• **Entries from a page text dataset**:
........

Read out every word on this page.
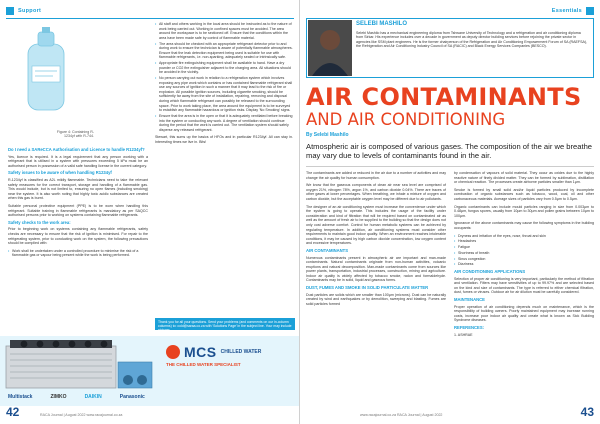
Support
Figure 4: Containing R-1234yf with R-744.
Do I need a SAReCCA Authorisation and Licence to handle R1234yf?

Yes, licence is required. It is a legal requirement that any person working with a refrigerant that is utilised in a system with pressures exceeding 5 kPa must be an authorised person in possession of a valid safe handling license in the current category.

Safety issues to be aware of when handling R1234yf

R-1234yf is classified as A2L mildly flammable. Technicians need to take the relevant safety measures for the correct transport, storage and handling of a flammable gas. This would include, but is not limited to, ensuring no open flames (including smoking) near the system. It is also worth noting that highly toxic acidic substances are created when this gas is burnt.

Suitable personal protective equipment (PPE) is to be worn when handling this refrigerant. Suitable training in flammable refrigerants is mandatory as per SAQCC authorised persons prior to working on systems containing flammable refrigerants.

Safety checks to the work area:

Prior to beginning work on systems containing any flammable refrigerants, safety checks are necessary to ensure that the risk of ignition is minimised. For repair to the refrigerating system, prior to conducting work on the system, the following precautions should be complied with:

• Work shall be undertaken under a controlled procedure to minimise the risk of a flammable gas or vapour being present while the work is being performed.
• All staff and others working in the local area should be instructed as to the nature of work being carried out. Working in confined spaces must be avoided. The area around the workspace is to be sectioned off. Ensure that the conditions within the area have been made safe by control of flammable material.
• The area should be checked with an appropriate refrigerant detector prior to and during work to ensure the technician is aware of potentially flammable atmospheres. Ensure that the leak detection equipment being used is suitable for use with flammable refrigerants, i.e. non-sparking, adequately sealed or intrinsically safe.
• Appropriate fire extinguishing equipment shall be available to hand. Have a dry powder or CO2 fire extinguisher adjacent to the charging area. All situations should be avoided in the vicinity.
• No person carrying out work in relation to a refrigeration system which involves exposing any pipe work which contains or has contained flammable refrigerant shall use any sources of ignition in such a manner that it may lead to the risk of fire or explosion. All possible ignition sources, including cigarette smoking, should be sufficiently far away from the site of installation, repairing, removing and disposal during which flammable refrigerant can possibly be released to the surrounding space. Prior to work taking place, the area around the equipment is to be surveyed to establish any flammable hazardous or ignition risks. Display 'No Smoking' signs.
• Ensure that the area is in the open or that it is adequately ventilated before breaking into the system or conducting any work. A degree of ventilation should continue during the period that the work is carried out. The ventilation system should safely disperse any released refrigerant.

Stewart, this sums up the basics of HFOs and in particular R1234yf. All can stay in. Interesting times we live in. Bits!

Thank you for all your questions. Send your problems (and comments on our in-column columns) to: cold@saraa.co.za with 'Solutions Page' in the subject line. Your may include pictures.
MCS CHILLED WATER
THE CHILLED WATER SPECIALIST
Multistack	ZIMKO	DAIKIN	Panasonic
42	RACA Journal | August 2022 www.racajournal.co.za
Essentials
SELEBI MASHILO
Selebi Mashilo has a mechanical engineering diploma from Tshwane University of Technology and a refrigeration and air conditioning diploma from Sirkar. His experience includes over a decade in government as deputy director building services before rejoining the private sector in agencies like SSM plant engineers. He is the former chairperson of the Refrigeration and Air Conditioning Empowerment Forum of SA (RAEFSA), the Refrigeration and Air Conditioning Industry Council of SA (RACIC) and Black Energy Services Companies (BESCO).
AIR CONTAMINANTS
AND AIR CONDITIONING
By Selebi Mashilo
Atmospheric air is composed of various gases. The composition of the air we breathe may vary due to levels of contaminants found in the air.

The contaminants are added or reduced in the air due to a number of activities and may change the air quality for human consumption.

We know that the gaseous components of clean air near sea level are comprised of oxygen 21%, nitrogen 78%, argon 1%, and carbon dioxide 0.04%. There are traces of other gases at lower percentages. When breathing, we inhale a mixture of oxygen and carbon dioxide, but the acceptable oxygen level may be different due to air pollutants.

The designer of an air conditioning system must increase the convenience under which the system is going to operate. This includes the usage of the facility under consideration and kind of filtration that will be required based on contaminated air as well as the amount of fresh air to be supplied to the building so that the design does not only cost adverse comfort. Control for human metabolic systems can be achieved by regulating temperature. In addition, air conditioning systems must consider other requirements to maintain good indoor quality. When an environment reaches intolerable conditions, it may be caused by high carbon dioxide concentration, low oxygen content and excessive temperatures.

AIR CONTAMINANTS

Numerous contaminants present in atmospheric air are important and man-made contaminants. Natural contaminants originate from non-human activities, volcanic eruptions and natural decomposition. Man-made contaminants come from sources like power plants, transportation, industrial processes, construction, mining and agriculture. Indoor air quality is widely affected by tobacco smoke, radon and formaldehyde. Contaminants may be in solid, liquid and gaseous forms.

DUST, FUMES AND SMOKE IN SOLID PARTICULATE MATTER

Dust particles are solids which are smaller than 100µm (microns). Dust can be naturally created by wind and earthquakes or by demolition, sweeping and blasting. Fumes are solid particles formed

by condensation of vapours of solid material. They occur as oxides due to the highly reactive nature of finely divided matter. They can be formed by sublimation, distillation or chemical reaction. The processes create airborne particles smaller than 1µm.

Smoke is formed by small solid and/or liquid particles produced by incomplete combustion of organic substances such as tobacco, wood, coal, oil and other carbonaceous materials. Average sizes of particles vary from 0.5µm to 0.5µm.

Organic contaminants can include mould particles ranging in size from 0.003µm to 0.48µm, fungus spores, usually from 10µm to 30µm and pollen grains between 10µm to 100µm.

Ignorance of the above contaminants may cause the following symptoms in the building occupants:

• Dryness and irritation of the eyes, nose, throat and skin
• Headaches
• Fatigue
• Shortness of breath
• Sinus congestion
• Dizziness
AIR CONDITIONING APPLICATIONS

Selection of proper air conditioning is very important, particularly the method of filtration and ventilation. Filters may have sensitivities of up to 99.97% and are selected based on the kind and size of contaminants. The type is referred to either chemical filtration, dust, fumes or viruses. Outdoor air for air dilution must be carefully considered.

MAINTENANCE

Proper operation of air conditioning depends much on maintenance, which is the responsibility of building owners. Poorly maintained equipment may increase running costs, increase poor indoor air quality and create what is known as Sick Building Syndrome diseases.

REFERENCES:

1. ASHRAE

www.racajournal.co.za RACA Journal | August 2022	43
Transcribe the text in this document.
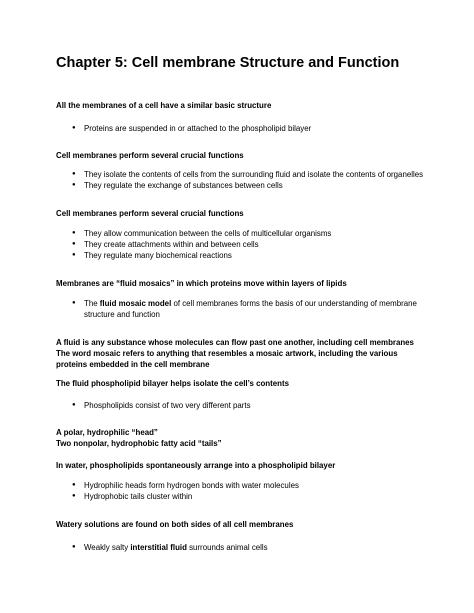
Chapter 5: Cell membrane Structure and Function

All the membranes of a cell have a similar basic structure

● Proteins are suspended in or attached to the phospholipid bilayer

Cell membranes perform several crucial functions

● They isolate the contents of cells from the surrounding fluid and isolate the contents of organelles
● They regulate the exchange of substances between cells

Cell membranes perform several crucial functions

● They allow communication between the cells of multicellular organisms
● They create attachments within and between cells
● They regulate many biochemical reactions

Membranes are “fluid mosaics” in which proteins move within layers of lipids

● The fluid mosaic model of cell membranes forms the basis of our understanding of membrane
structure and function

A fluid is any substance whose molecules can flow past one another, including cell membranes

The word mosaic refers to anything that resembles a mosaic artwork, including the various

proteins embedded in the cell membrane

The fluid phospholipid bilayer helps isolate the cell’s contents

● Phospholipids consist of two very different parts

A polar, hydrophilic “head”

Two nonpolar, hydrophobic fatty acid “tails”

In water, phospholipids spontaneously arrange into a phospholipid bilayer

● Hydrophilic heads form hydrogen bonds with water molecules
● Hydrophobic tails cluster within

Watery solutions are found on both sides of all cell membranes

● Weakly salty interstitial fluid surrounds animal cells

........

• **What is expected**:
In your copy, reproduce the data above exactly and skip every picture.

• **Output for this task**:
Read out every word on this page.
Support
Figure 4: Containing R-1234yf with R-744.
Do I need a SAReCCA Authorisation and Licence to handle R1234yf?

Yes, licence is required. It is a legal requirement that any person working with a refrigerant that is utilised in a system with pressures exceeding 5 kPa must be an authorised person in possession of a valid safe handling license in the current category.

Safety issues to be aware of when handling R1234yf

R-1234yf is classified as A2L mildly flammable. Technicians need to take the relevant safety measures for the correct transport, storage and handling of a flammable gas. This would include, but is not limited to, ensuring no open flames (including smoking) near the system. It is also worth noting that highly toxic acidic substances are created when this gas is burnt.

Suitable personal protective equipment (PPE) is to be worn when handling this refrigerant. Suitable training in flammable refrigerants is mandatory as per SAQCC authorised persons prior to working on systems containing flammable refrigerants.

Safety checks to the work area:

Prior to beginning work on systems containing any flammable refrigerants, safety checks are necessary to ensure that the risk of ignition is minimised. For repair to the refrigerating system, prior to conducting work on the system, the following precautions should be complied with:

• Work shall be undertaken under a controlled procedure to minimise the risk of a flammable gas or vapour being present while the work is being performed.
• All staff and others working in the local area should be instructed as to the nature of work being carried out. Working in confined spaces must be avoided. The area around the workspace is to be sectioned off. Ensure that the conditions within the area have been made safe by control of flammable material.
• The area should be checked with an appropriate refrigerant detector prior to and during work to ensure the technician is aware of potentially flammable atmospheres. Ensure that the leak detection equipment being used is suitable for use with flammable refrigerants, i.e. non-sparking, adequately sealed or intrinsically safe.
• Appropriate fire extinguishing equipment shall be available to hand. Have a dry powder or CO2 fire extinguisher adjacent to the charging area. All situations should be avoided in the vicinity.
• No person carrying out work in relation to a refrigeration system which involves exposing any pipe work which contains or has contained flammable refrigerant shall use any sources of ignition in such a manner that it may lead to the risk of fire or explosion. All possible ignition sources, including cigarette smoking, should be sufficiently far away from the site of installation, repairing, removing and disposal during which flammable refrigerant can possibly be released to the surrounding space. Prior to work taking place, the area around the equipment is to be surveyed to establish any flammable hazardous or ignition risks. Display 'No Smoking' signs.
• Ensure that the area is in the open or that it is adequately ventilated before breaking into the system or conducting any work. A degree of ventilation should continue during the period that the work is carried out. The ventilation system should safely disperse any released refrigerant.

Stewart, this sums up the basics of HFOs and in particular R1234yf. All can stay in. Interesting times we live in. Bits!

Thank you for all your questions. Send your problems (and comments on our in-column columns) to: cold@saraa.co.za with 'Solutions Page' in the subject line. Your may include pictures.
MCS CHILLED WATER
THE CHILLED WATER SPECIALIST
Multistack	ZIMKO	DAIKIN	Panasonic
42	RACA Journal | August 2022 www.racajournal.co.za
Essentials
SELEBI MASHILO
Selebi Mashilo has a mechanical engineering diploma from Tshwane University of Technology and a refrigeration and air conditioning diploma from Sirkar. His experience includes over a decade in government as deputy director building services before rejoining the private sector in agencies like SSM plant engineers. He is the former chairperson of the Refrigeration and Air Conditioning Empowerment Forum of SA (RAEFSA), the Refrigeration and Air Conditioning Industry Council of SA (RACIC) and Black Energy Services Companies (BESCO).
AIR CONTAMINANTS
AND AIR CONDITIONING
By Selebi Mashilo
Atmospheric air is composed of various gases. The composition of the air we breathe may vary due to levels of contaminants found in the air.

The contaminants are added or reduced in the air due to a number of activities and may change the air quality for human consumption.

We know that the gaseous components of clean air near sea level are comprised of oxygen 21%, nitrogen 78%, argon 1%, and carbon dioxide 0.04%. There are traces of other gases at lower percentages. When breathing, we inhale a mixture of oxygen and carbon dioxide, but the acceptable oxygen level may be different due to air pollutants.

The designer of an air conditioning system must increase the convenience under which the system is going to operate. This includes the usage of the facility under consideration and kind of filtration that will be required based on contaminated air as well as the amount of fresh air to be supplied to the building so that the design does not only cost adverse comfort. Control for human metabolic systems can be achieved by regulating temperature. In addition, air conditioning systems must consider other requirements to maintain good indoor quality. When an environment reaches intolerable conditions, it may be caused by high carbon dioxide concentration, low oxygen content and excessive temperatures.

AIR CONTAMINANTS

Numerous contaminants present in atmospheric air are important and man-made contaminants. Natural contaminants originate from non-human activities, volcanic eruptions and natural decomposition. Man-made contaminants come from sources like power plants, transportation, industrial processes, construction, mining and agriculture. Indoor air quality is widely affected by tobacco smoke, radon and formaldehyde. Contaminants may be in solid, liquid and gaseous forms.

DUST, FUMES AND SMOKE IN SOLID PARTICULATE MATTER

Dust particles are solids which are smaller than 100µm (microns). Dust can be naturally created by wind and earthquakes or by demolition, sweeping and blasting. Fumes are solid particles formed

by condensation of vapours of solid material. They occur as oxides due to the highly reactive nature of finely divided matter. They can be formed by sublimation, distillation or chemical reaction. The processes create airborne particles smaller than 1µm.

Smoke is formed by small solid and/or liquid particles produced by incomplete combustion of organic substances such as tobacco, wood, coal, oil and other carbonaceous materials. Average sizes of particles vary from 0.5µm to 0.5µm.

Organic contaminants can include mould particles ranging in size from 0.003µm to 0.48µm, fungus spores, usually from 10µm to 30µm and pollen grains between 10µm to 100µm.

Ignorance of the above contaminants may cause the following symptoms in the building occupants:

• Dryness and irritation of the eyes, nose, throat and skin
• Headaches
• Fatigue
• Shortness of breath
• Sinus congestion
• Dizziness
AIR CONDITIONING APPLICATIONS

Selection of proper air conditioning is very important, particularly the method of filtration and ventilation. Filters may have sensitivities of up to 99.97% and are selected based on the kind and size of contaminants. The type is referred to either chemical filtration, dust, fumes or viruses. Outdoor air for air dilution must be carefully considered.

MAINTENANCE

Proper operation of air conditioning depends much on maintenance, which is the responsibility of building owners. Poorly maintained equipment may increase running costs, increase poor indoor air quality and create what is known as Sick Building Syndrome diseases.

REFERENCES:

1. ASHRAE

www.racajournal.co.za RACA Journal | August 2022	43
Transcribe the text in this document.
Chapter 5: Cell membrane Structure and Function

All the membranes of a cell have a similar basic structure

● Proteins are suspended in or attached to the phospholipid bilayer

Cell membranes perform several crucial functions

● They isolate the contents of cells from the surrounding fluid and isolate the contents of organelles
● They regulate the exchange of substances between cells

Cell membranes perform several crucial functions

● They allow communication between the cells of multicellular organisms
● They create attachments within and between cells
● They regulate many biochemical reactions

Membranes are “fluid mosaics” in which proteins move within layers of lipids

● The fluid mosaic model of cell membranes forms the basis of our understanding of membrane
structure and function

A fluid is any substance whose molecules can flow past one another, including cell membranes

The word mosaic refers to anything that resembles a mosaic artwork, including the various

proteins embedded in the cell membrane

The fluid phospholipid bilayer helps isolate the cell’s contents

● Phospholipids consist of two very different parts

A polar, hydrophilic “head”

Two nonpolar, hydrophobic fatty acid “tails”

In water, phospholipids spontaneously arrange into a phospholipid bilayer

● Hydrophilic heads form hydrogen bonds with water molecules
● Hydrophobic tails cluster within

Watery solutions are found on both sides of all cell membranes

● Weakly salty interstitial fluid surrounds animal cells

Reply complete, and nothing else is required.